● Task statement:
Reproduce the passage of the forum thread on echoing cart messages, starting at "when a product" and ending at "from the outset?".

● Passage shown:
=====
Only 2 options should get echo

vinpkl · September 26, 2012, 6:14pm

hi all

there are 2 products inserted in my cart table.

product 1094
product 1095

i want to echo the “message” according to their existence in the cart table.

but my code echos all 4 messages.


<?
$qry = "select * from cart_table";
$result = mysql_query($qry);
while($row=mysql_fetch_array($result))
		{
							 
			if($row['product_id'] == 1094)
			{
			echo "1094 is already there";
			}
			
			if($row['product_id'] != 1094)
			{
			echo "1094 is not there";
			}
								 
			if($row['product_id'] == 1095)
			{
			echo "1095 is already there";
			}
			
			if($row['product_id'] != 1095)
			{
			echo "1095 is not there";
			}
							 
		}
?>

out of 4 only 2 message should be displayed

vineet

wonshikee · September 26, 2012, 6:57pm

Why should the “____ is not there” message be displayed? There is nothing in this code that checks the WHY. Once that’s resolved (and the code updated correctly) it will only display 2/4 at any given time.

vinpkl · September 26, 2012, 7:07pm

hi wonshikee

when a product is added in the cart table then its product_id gets added

so i am checking if the product_id=1094 doesnt exists then the message should say “1094 is not there”

vineet

Cups · September 26, 2012, 7:08pm

Why not just select the fields you need from the outset?


$tgt = array(1094, 1095);
$qry = "select product_id from cart_table where product_id IN (".join(',', $tgt).")";


 // echo $qry; // debug

// spoofing your result set
$rows[0]['product_id'] = 1000;
$rows[1]['product_id'] = 1094;

foreach( $rows as $row ){
  if( in_array($row['product_id'], $tgt ) ) {
    echo $row['product_id'] . " is in the table";
  }else{
    echo $row['product_id'] . " is NOT in the table"; 
  }
}

cpradio · September 26, 2012, 7:27pm

Edit:

Seems several others have posted along these lines too, this just explains why your original code is flawed, with a bit of logical thinking

Look at your logic and think it over again.

First let’s consider the fact that you can simply your IF statements to

            if($row['product_id'] == 1094)
=====
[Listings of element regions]
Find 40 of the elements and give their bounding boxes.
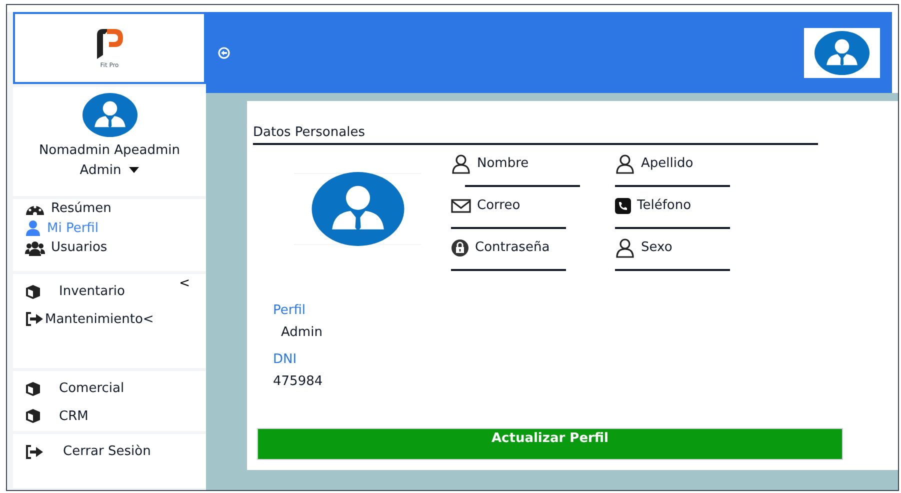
person-icon: [451, 154, 471, 174]
field-label: Teléfono: [637, 197, 692, 216]
sign-in-icon: [25, 444, 45, 460]
menu-item[interactable]: Resúmen: [25, 199, 112, 218]
field-label: Correo: [477, 197, 520, 216]
field-label: Sexo: [641, 239, 672, 258]
person-icon: [615, 154, 635, 174]
user-name: Nomadmin Apeadmin: [38, 142, 180, 160]
mail-icon: [451, 198, 471, 214]
person-icon: [615, 238, 635, 258]
avatar-icon: [80, 93, 138, 137]
menu-item[interactable]: CRM: [25, 406, 88, 426]
cube-icon: [25, 408, 41, 424]
cube-icon: [25, 284, 41, 300]
user-icon: [25, 220, 41, 236]
sign-in-icon: [25, 311, 45, 328]
field-label: Nombre: [477, 155, 529, 174]
cube-icon: [25, 380, 41, 397]
menu-item[interactable]: Mantenimiento<: [25, 310, 154, 329]
logo-icon: [94, 26, 124, 58]
caret-icon: [129, 167, 140, 174]
info-label: DNI: [273, 351, 298, 369]
menu-item[interactable]: Comercial: [25, 379, 124, 398]
update-profile-button[interactable]: Actualizar Perfil: [257, 428, 843, 460]
section-title: Datos Personales: [253, 125, 365, 140]
info-value: Admin: [280, 324, 324, 342]
menu-item[interactable]: Mi Perfil: [25, 218, 98, 238]
lock-icon: [451, 239, 469, 257]
back-icon[interactable]: [218, 46, 230, 58]
field-label: Contraseña: [475, 239, 550, 258]
info-value: 475984: [273, 372, 324, 390]
menu-item[interactable]: Cerrar Sesiòn: [25, 442, 151, 462]
menu-item[interactable]: Usuarios: [25, 238, 108, 258]
menu-item[interactable]: Inventario: [25, 282, 125, 302]
info-label: Perfil: [273, 302, 307, 320]
users-icon: [25, 240, 45, 256]
phone-icon: [615, 198, 631, 214]
collapse-toggle[interactable]: <: [179, 274, 190, 294]
user-role: Admin: [80, 162, 122, 180]
field-label: Apellido: [641, 155, 694, 174]
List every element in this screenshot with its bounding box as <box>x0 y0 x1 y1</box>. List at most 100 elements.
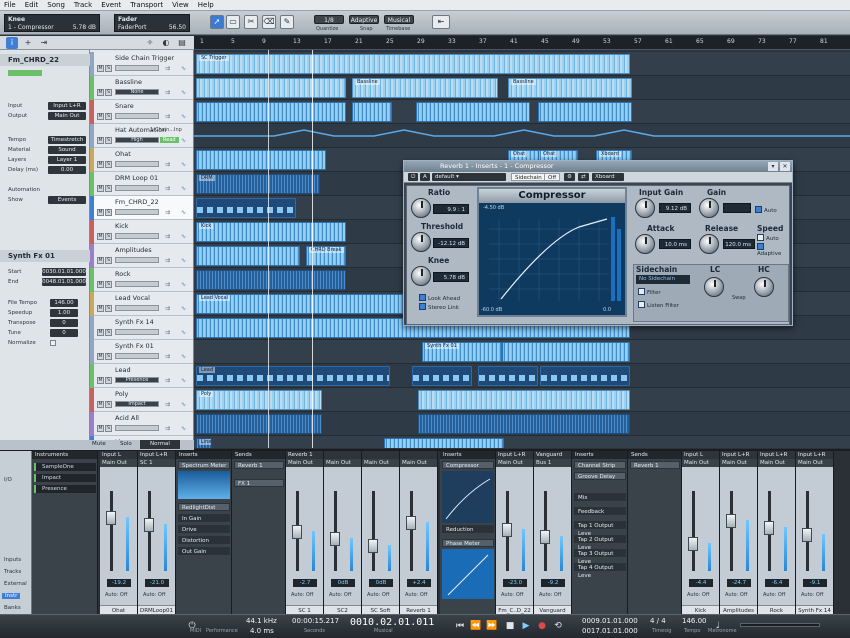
channel-input[interactable]: Input L <box>682 451 719 459</box>
distortion-param[interactable]: Distortion <box>178 536 230 544</box>
normalize-checkbox[interactable] <box>50 340 56 346</box>
channel-fader[interactable] <box>292 525 302 539</box>
track-lane[interactable]: Line <box>194 436 850 448</box>
delay-field[interactable]: 0.00 <box>48 166 86 174</box>
redlightdist-slot[interactable]: RedlightDist <box>178 503 230 511</box>
track-volume-fader[interactable]: None <box>115 89 159 95</box>
track-color-bar[interactable] <box>8 70 42 76</box>
track-row[interactable]: Snare M S ⇉ ∿ <box>90 100 193 124</box>
listen-filter-checkbox[interactable]: Listen Filter <box>638 301 679 309</box>
monitor-icon[interactable]: ⇉ <box>165 185 170 192</box>
channel-fader[interactable] <box>802 528 812 542</box>
channel-input[interactable]: Input L+R <box>796 451 833 459</box>
instrument-item[interactable]: SampleOne <box>34 463 96 471</box>
channel-volume-value[interactable]: -9.2 <box>541 579 565 587</box>
channel-output[interactable]: Bus 1 <box>534 459 571 467</box>
audio-event-clip[interactable]: Bassline <box>508 78 632 98</box>
fast-forward-icon[interactable]: ⏩ <box>486 620 498 632</box>
wand-icon[interactable]: ✧ <box>144 37 156 49</box>
audio-event-clip[interactable] <box>196 150 326 170</box>
mute-button[interactable]: M <box>97 89 104 96</box>
seconds-value[interactable]: 00:00:15.217 <box>292 617 339 625</box>
channel-output[interactable]: SC 1 <box>138 459 175 467</box>
monitor-icon[interactable]: ⇉ <box>165 233 170 240</box>
track-lane[interactable]: Poly <box>194 388 850 412</box>
solo-button[interactable]: S <box>105 209 112 216</box>
track-name[interactable]: Rock <box>115 270 131 278</box>
channel-output[interactable]: Main Out <box>324 459 361 467</box>
channel-volume-value[interactable]: -2.7 <box>293 579 317 587</box>
audio-event-clip[interactable] <box>478 366 538 386</box>
channel-fader[interactable] <box>540 530 550 544</box>
audio-event-clip[interactable]: Synth Fx 01 <box>422 342 502 362</box>
tempo-select[interactable]: Timestretch <box>48 136 86 144</box>
track-lane[interactable]: Lead <box>194 364 850 388</box>
track-row[interactable]: Kick M S ⇉ ∿ <box>90 220 193 244</box>
compressor-slot[interactable]: Compressor <box>442 461 494 469</box>
audio-event-clip[interactable]: DRM <box>196 174 320 194</box>
track-name[interactable]: Kick <box>115 222 128 230</box>
channel-output[interactable]: Main Out <box>758 459 795 467</box>
waveform-icon[interactable]: ∿ <box>181 329 186 336</box>
file-tempo-field[interactable]: 146.00 <box>50 299 78 307</box>
channel-automation-mode[interactable]: Auto: Off <box>291 592 313 598</box>
mute-button[interactable]: M <box>97 353 104 360</box>
track-volume-fader[interactable]: Impact <box>115 401 159 407</box>
solo-button[interactable]: S <box>105 305 112 312</box>
audio-event-clip[interactable] <box>384 438 504 448</box>
mixer-channel-strip[interactable]: Main Out 0dB Auto: Off SC2 <box>324 451 362 616</box>
mixer-channel-strip[interactable]: Input L+R Main Out -9.1 Auto: Off Synth Fx 1… <box>796 451 834 616</box>
audio-event-clip[interactable]: Lead <box>196 366 390 386</box>
mute-button[interactable]: M <box>97 281 104 288</box>
banks-tab[interactable]: Banks <box>4 605 21 611</box>
mixer-channel-strip[interactable]: Vanguard Bus 1 -9.2 Auto: Off Vanguard <box>534 451 572 616</box>
monitor-icon[interactable]: ⇉ <box>165 257 170 264</box>
monitor-icon[interactable]: ⇉ <box>165 89 170 96</box>
monitor-icon[interactable]: ⇉ <box>165 161 170 168</box>
track-row[interactable]: Synth Fx 14 M S ⇉ ∿ <box>90 316 193 340</box>
monitor-icon[interactable]: ⇉ <box>165 281 170 288</box>
sidechain-button[interactable]: Sidechain <box>511 173 546 181</box>
menu-file[interactable]: File <box>4 1 16 9</box>
track-name[interactable]: Side Chain Trigger <box>115 54 174 62</box>
power-icon[interactable]: ⏻ <box>408 173 419 181</box>
audio-event-clip[interactable] <box>196 198 296 218</box>
gain-value[interactable] <box>723 203 751 213</box>
track-name[interactable]: Synth Fx 14 <box>115 318 154 326</box>
start-field[interactable]: 0030.01.01.000 <box>42 268 86 276</box>
groove-delay-slot[interactable]: Groove Delay <box>574 472 626 480</box>
automation-envelope[interactable] <box>194 124 850 148</box>
monitor-icon[interactable]: ⇉ <box>165 65 170 72</box>
speed-adaptive-checkbox[interactable]: Adaptive <box>757 243 789 257</box>
waveform-icon[interactable]: ∿ <box>181 161 186 168</box>
paint-tool-icon[interactable]: ✎ <box>280 15 294 29</box>
play-icon[interactable]: ▶ <box>520 620 532 632</box>
master-volume-slider[interactable] <box>740 623 820 627</box>
solo-button[interactable]: S <box>105 65 112 72</box>
material-select[interactable]: Sound <box>48 146 86 154</box>
groove-param[interactable]: Tap 2 Output Leve <box>574 535 626 551</box>
track-row[interactable]: Acid All M S ⇉ ∿ <box>90 412 193 436</box>
channel-volume-value[interactable]: -6.4 <box>765 579 789 587</box>
send-fx1-slot[interactable]: FX 1 <box>234 479 284 487</box>
channel-volume-value[interactable]: +2.4 <box>407 579 431 587</box>
track-volume-fader[interactable] <box>115 113 159 119</box>
audio-event-clip[interactable]: Poly <box>196 390 322 410</box>
menu-event[interactable]: Event <box>101 1 121 9</box>
menu-track[interactable]: Track <box>74 1 92 9</box>
quantize-select[interactable]: 1/8 <box>314 15 344 24</box>
track-volume-fader[interactable]: High <box>115 137 159 143</box>
track-row[interactable]: DRM Loop 01 M S ⇉ ∿ <box>90 172 193 196</box>
waveform-icon[interactable]: ∿ <box>181 425 186 432</box>
track-settings-icon[interactable]: ▤ <box>176 37 188 49</box>
groove-param[interactable]: Feedback <box>574 507 626 515</box>
audio-event-clip[interactable] <box>502 342 630 362</box>
compare-icon[interactable]: ⇄ <box>578 173 589 181</box>
track-volume-fader[interactable] <box>115 257 159 263</box>
record-icon[interactable]: ● <box>536 620 548 632</box>
show-select[interactable]: Events <box>48 196 86 204</box>
groove-param[interactable]: Tap 1 Output Leve <box>574 521 626 537</box>
solo-button[interactable]: S <box>105 161 112 168</box>
waveform-icon[interactable]: ∿ <box>181 305 186 312</box>
track-row[interactable]: Hat AutomationMSHigh⇉∿Read1-Chain...Inp <box>90 124 193 148</box>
=====
● Task solution:
when a product is added in the cart table then its product_id gets added

so i am checking if the product_id=1094 doesnt exists then the message should say “1094 is not there”

vineet

Cups · September 26, 2012, 7:08pm

Why not just select the fields you need from the outset?